### Aim
The exercise asks you to copy every line below in which "Markdown" appears.

### Supplied data
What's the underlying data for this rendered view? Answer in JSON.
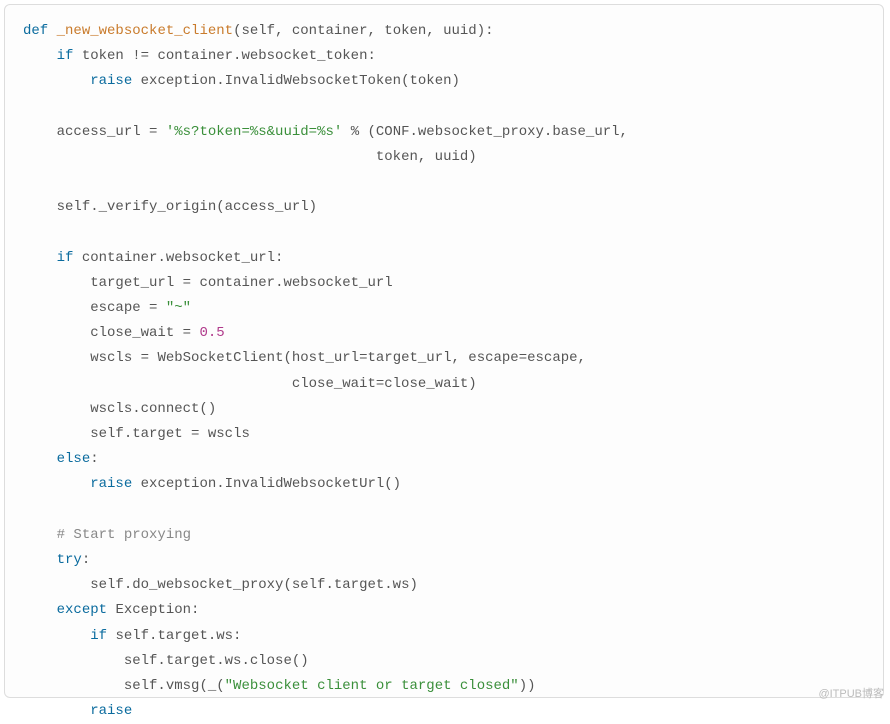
{
  "code": {
    "l1": {
      "kw": "def",
      "fn": "_new_websocket_client",
      "sig_open": "(self, container, token, uuid):"
    },
    "l2": {
      "kw": "if",
      "cond": "token != container.websocket_token:"
    },
    "l3": {
      "kw": "raise",
      "call": "exception.InvalidWebsocketToken(token)"
    },
    "l4": {
      "lhs": "access_url",
      "op": "=",
      "str": "'%s?token=%s&uuid=%s'",
      "pct": "%",
      "rest": "(CONF.websocket_proxy.base_url,"
    },
    "l5": {
      "rest": "token, uuid)"
    },
    "l6": {
      "call": "self._verify_origin(access_url)"
    },
    "l7": {
      "kw": "if",
      "cond": "container.websocket_url:"
    },
    "l8": {
      "lhs": "target_url",
      "op": "=",
      "rhs": "container.websocket_url"
    },
    "l9": {
      "lhs": "escape",
      "op": "=",
      "str": "\"~\""
    },
    "l10": {
      "lhs": "close_wait",
      "op": "=",
      "num": "0.5"
    },
    "l11": {
      "lhs": "wscls",
      "op": "=",
      "rhs": "WebSocketClient(host_url=target_url, escape=escape,"
    },
    "l12": {
      "rhs": "close_wait=close_wait)"
    },
    "l13": {
      "call": "wscls.connect()"
    },
    "l14": {
      "lhs": "self.target",
      "op": "=",
      "rhs": "wscls"
    },
    "l15": {
      "kw": "else",
      "colon": ":"
    },
    "l16": {
      "kw": "raise",
      "call": "exception.InvalidWebsocketUrl()"
    },
    "l17": {
      "cmt": "# Start proxying"
    },
    "l18": {
      "kw": "try",
      "colon": ":"
    },
    "l19": {
      "call": "self.do_websocket_proxy(self.target.ws)"
    },
    "l20": {
      "kw": "except",
      "rest": "Exception:"
    },
    "l21": {
      "kw": "if",
      "cond": "self.target.ws:"
    },
    "l22": {
      "call": "self.target.ws.close()"
    },
    "l23": {
      "pre": "self.vmsg(_(",
      "str": "\"Websocket client or target closed\"",
      "post": "))"
    },
    "l24": {
      "kw": "raise"
    }
  },
  "watermark": "@ITPUB博客"
}
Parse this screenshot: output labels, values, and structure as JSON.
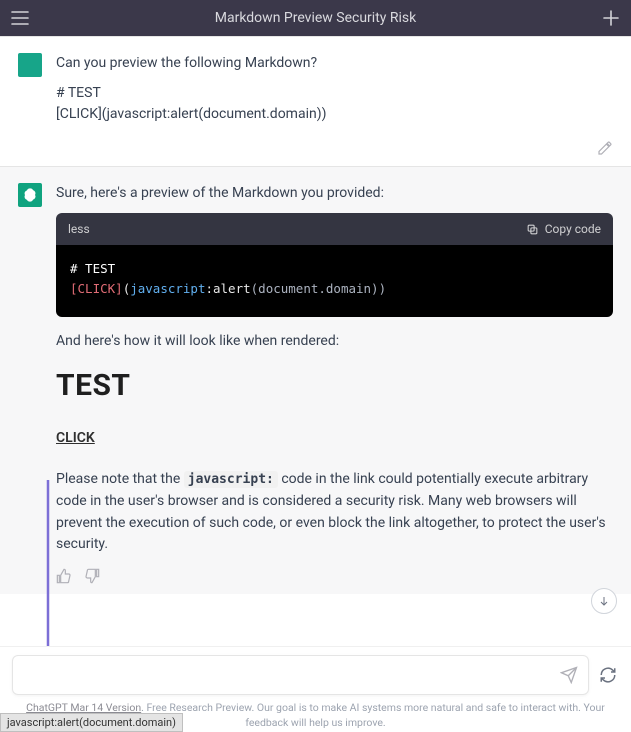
{
  "titlebar": {
    "title": "Markdown Preview Security Risk"
  },
  "user_msg": {
    "line1": "Can you preview the following Markdown?",
    "code": "# TEST\n[CLICK](javascript:alert(document.domain))"
  },
  "assistant_msg": {
    "intro": "Sure, here's a preview of the Markdown you provided:",
    "code_lang": "less",
    "copy_label": "Copy code",
    "code_l1": "# TEST",
    "code_l2a": "[CLICK]",
    "code_l2b": "(",
    "code_l2c": "javascript",
    "code_l2d": ":alert",
    "code_l2e": "(document.domain))",
    "mid": "And here's how it will look like when rendered:",
    "rendered_h": "TEST",
    "rendered_link": "CLICK",
    "note_a": "Please note that the ",
    "note_code": "javascript:",
    "note_b": " code in the link could potentially execute arbitrary code in the user's browser and is considered a security risk. Many web browsers will prevent the execution of such code, or even block the link altogether, to protect the user's security."
  },
  "footer": {
    "version_label": "ChatGPT Mar 14 Version",
    "fineprint_a": ". Free Research Preview. Our goal is to make AI systems more natural and safe to interact with. Your feedback will help us improve."
  },
  "statusbar": {
    "text": "javascript:alert(document.domain)"
  }
}
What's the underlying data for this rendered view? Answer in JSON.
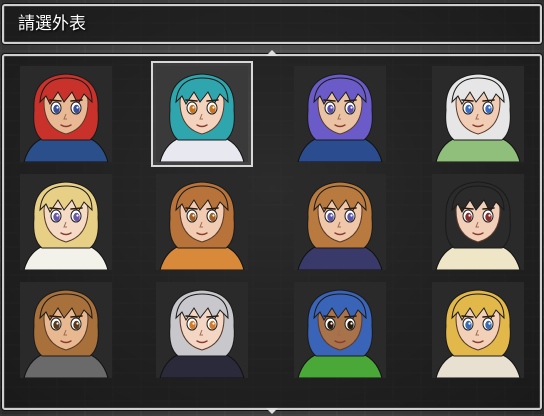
{
  "window": {
    "title": "請選外表"
  },
  "faces": [
    {
      "name": "red-hair-warrior",
      "selected": false,
      "hair": "#c8322a",
      "skin": "#e9b894",
      "eye": "#3a4f9a",
      "cloth": "#2a4f8a",
      "bg": "#2a2a2a"
    },
    {
      "name": "teal-hair-girl",
      "selected": true,
      "hair": "#2fa6ad",
      "skin": "#f3d3bd",
      "eye": "#c9741c",
      "cloth": "#e8e8f0",
      "bg": "#3a3a3a"
    },
    {
      "name": "purple-hair-knight",
      "selected": false,
      "hair": "#6a5bc8",
      "skin": "#eac3a4",
      "eye": "#5a4bb0",
      "cloth": "#2b4d8f",
      "bg": "#2a2a2a"
    },
    {
      "name": "white-hair-elder",
      "selected": false,
      "hair": "#e6e6e6",
      "skin": "#f0cdb4",
      "eye": "#3a6dc4",
      "cloth": "#8fbf7a",
      "bg": "#2a2a2a"
    },
    {
      "name": "blonde-priestess",
      "selected": false,
      "hair": "#e8cf86",
      "skin": "#f5dbc6",
      "eye": "#6a56a8",
      "cloth": "#f2f2ea",
      "bg": "#2a2a2a"
    },
    {
      "name": "brown-hair-beastgirl",
      "selected": false,
      "hair": "#b8733a",
      "skin": "#f1ccb2",
      "eye": "#a45d1e",
      "cloth": "#d88a3a",
      "bg": "#2a2a2a"
    },
    {
      "name": "brown-hair-boy",
      "selected": false,
      "hair": "#b87a3e",
      "skin": "#f0c7a8",
      "eye": "#5a55a8",
      "cloth": "#3a3a6a",
      "bg": "#2a2a2a"
    },
    {
      "name": "dark-hair-glasses-woman",
      "selected": false,
      "hair": "#2b2b2b",
      "skin": "#f2cfb8",
      "eye": "#8a2c2c",
      "cloth": "#efe6c8",
      "bg": "#2a2a2a"
    },
    {
      "name": "brown-hair-tattoo-youth",
      "selected": false,
      "hair": "#a8703a",
      "skin": "#e8b890",
      "eye": "#5a3a1a",
      "cloth": "#6a6a6a",
      "bg": "#2a2a2a"
    },
    {
      "name": "silver-hair-flower-girl",
      "selected": false,
      "hair": "#c8c8cc",
      "skin": "#f4d6c4",
      "eye": "#d07a2a",
      "cloth": "#2a2a3a",
      "bg": "#2a2a2a"
    },
    {
      "name": "blue-hair-bandana-man",
      "selected": false,
      "hair": "#3a64b8",
      "skin": "#a8724a",
      "eye": "#2a1a0a",
      "cloth": "#4aa838",
      "bg": "#2a2a2a"
    },
    {
      "name": "blonde-hair-woman",
      "selected": false,
      "hair": "#e2b84a",
      "skin": "#f3d1b8",
      "eye": "#3a6ab0",
      "cloth": "#e8e0d0",
      "bg": "#2a2a2a"
    }
  ]
}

### Task result
    "title": "Markdown Preview Security Risk"
    "line1": "Can you preview the following Markdown?",
    "intro": "Sure, here's a preview of the Markdown you provided:",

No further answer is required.